* _Set task_
Reproduce the data exactly and drop any pictures it holds.

## BEGIN Supplied information

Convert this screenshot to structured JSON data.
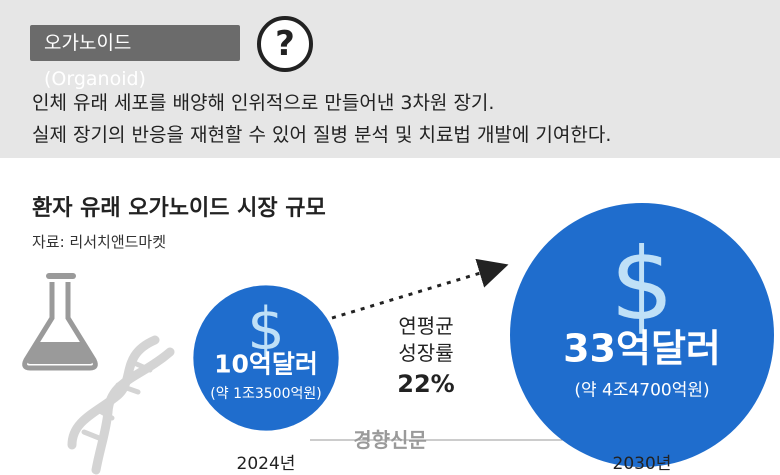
{
  "header": {
    "tag": "오가노이드(Organoid)",
    "help_symbol": "?",
    "line1": "인체 유래 세포를 배양해 인위적으로 만들어낸 3차원 장기.",
    "line2": "실제 장기의 반응을 재현할 수 있어 질병 분석 및 치료법 개발에 기여한다."
  },
  "chart_data": {
    "type": "bubble",
    "title": "환자 유래 오가노이드 시장 규모",
    "source": "자료: 리서치앤드마켓",
    "unit": "억달러",
    "points": [
      {
        "year": "2024년",
        "value": 10,
        "label": "10억달러",
        "sublabel": "(약 1조3500억원)",
        "symbol": "$"
      },
      {
        "year": "2030년",
        "value": 33,
        "label": "33억달러",
        "sublabel": "(약 4조4700억원)",
        "symbol": "$"
      }
    ],
    "growth": {
      "line1": "연평균",
      "line2": "성장률",
      "value": "22%"
    },
    "colors": {
      "bubble": "#1f6dcd",
      "symbol": "#bfe0f7",
      "band": "#e6e6e6"
    }
  },
  "watermark": "경향신문",
  "icons": [
    "flask-icon",
    "dna-icon"
  ]
}
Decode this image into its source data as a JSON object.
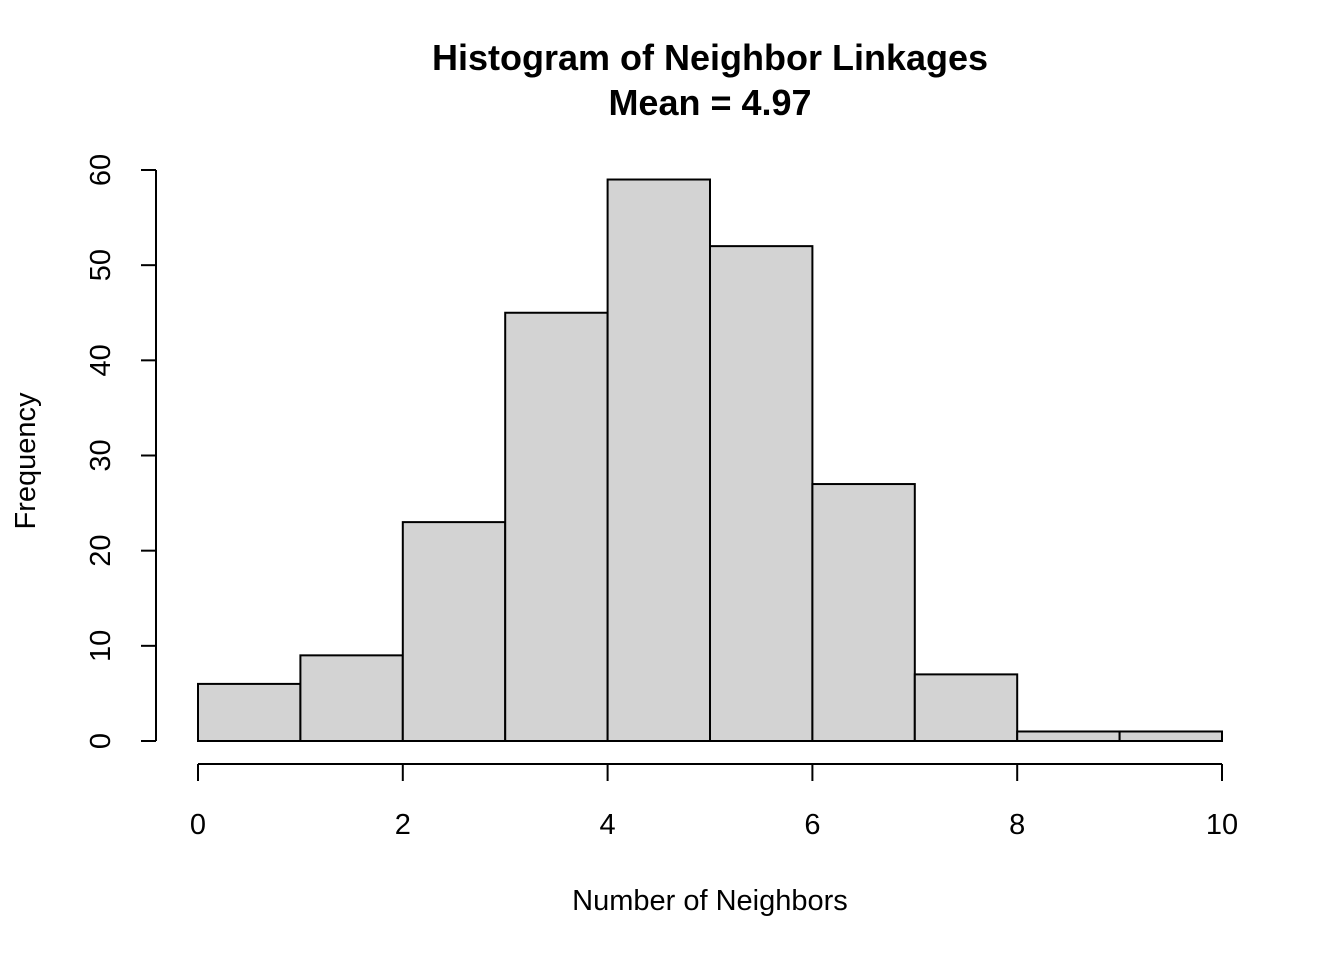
{
  "chart_data": {
    "type": "bar",
    "subtype": "histogram",
    "title": "Histogram of Neighbor Linkages",
    "subtitle": "Mean = 4.97",
    "xlabel": "Number of Neighbors",
    "ylabel": "Frequency",
    "bins": [
      {
        "x0": 0,
        "x1": 1,
        "value": 6
      },
      {
        "x0": 1,
        "x1": 2,
        "value": 9
      },
      {
        "x0": 2,
        "x1": 3,
        "value": 23
      },
      {
        "x0": 3,
        "x1": 4,
        "value": 45
      },
      {
        "x0": 4,
        "x1": 5,
        "value": 59
      },
      {
        "x0": 5,
        "x1": 6,
        "value": 52
      },
      {
        "x0": 6,
        "x1": 7,
        "value": 27
      },
      {
        "x0": 7,
        "x1": 8,
        "value": 7
      },
      {
        "x0": 8,
        "x1": 9,
        "value": 1
      },
      {
        "x0": 9,
        "x1": 10,
        "value": 1
      }
    ],
    "xlim": [
      0,
      10
    ],
    "ylim": [
      0,
      60
    ],
    "xticks": [
      0,
      2,
      4,
      6,
      8,
      10
    ],
    "yticks": [
      0,
      10,
      20,
      30,
      40,
      50,
      60
    ],
    "grid": false,
    "bar_color": "#d3d3d3",
    "edge_color": "#000000"
  }
}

## END Supplied information

* _Solution to this problem_
Convert this screenshot to structured JSON data.
{
  "header": {
    "tag": "오가노이드(Organoid)",
    "help_symbol": "?",
    "line1": "인체 유래 세포를 배양해 인위적으로 만들어낸 3차원 장기.",
    "line2": "실제 장기의 반응을 재현할 수 있어 질병 분석 및 치료법 개발에 기여한다."
  },
  "chart_data": {
    "type": "bubble",
    "title": "환자 유래 오가노이드 시장 규모",
    "source": "자료: 리서치앤드마켓",
    "unit": "억달러",
    "points": [
      {
        "year": "2024년",
        "value": 10,
        "label": "10억달러",
        "sublabel": "(약 1조3500억원)",
        "symbol": "$"
      },
      {
        "year": "2030년",
        "value": 33,
        "label": "33억달러",
        "sublabel": "(약 4조4700억원)",
        "symbol": "$"
      }
    ],
    "growth": {
      "line1": "연평균",
      "line2": "성장률",
      "value": "22%"
    },
    "colors": {
      "bubble": "#1f6dcd",
      "symbol": "#bfe0f7",
      "band": "#e6e6e6"
    }
  },
  "watermark": "경향신문",
  "icons": [
    "flask-icon",
    "dna-icon"
  ]
}
Decode this image into its source data as a JSON object.
{
  "chart_data": {
    "type": "bar",
    "subtype": "histogram",
    "title": "Histogram of Neighbor Linkages",
    "subtitle": "Mean = 4.97",
    "xlabel": "Number of Neighbors",
    "ylabel": "Frequency",
    "bins": [
      {
        "x0": 0,
        "x1": 1,
        "value": 6
      },
      {
        "x0": 1,
        "x1": 2,
        "value": 9
      },
      {
        "x0": 2,
        "x1": 3,
        "value": 23
      },
      {
        "x0": 3,
        "x1": 4,
        "value": 45
      },
      {
        "x0": 4,
        "x1": 5,
        "value": 59
      },
      {
        "x0": 5,
        "x1": 6,
        "value": 52
      },
      {
        "x0": 6,
        "x1": 7,
        "value": 27
      },
      {
        "x0": 7,
        "x1": 8,
        "value": 7
      },
      {
        "x0": 8,
        "x1": 9,
        "value": 1
      },
      {
        "x0": 9,
        "x1": 10,
        "value": 1
      }
    ],
    "xlim": [
      0,
      10
    ],
    "ylim": [
      0,
      60
    ],
    "xticks": [
      0,
      2,
      4,
      6,
      8,
      10
    ],
    "yticks": [
      0,
      10,
      20,
      30,
      40,
      50,
      60
    ],
    "grid": false,
    "bar_color": "#d3d3d3",
    "edge_color": "#000000"
  }
}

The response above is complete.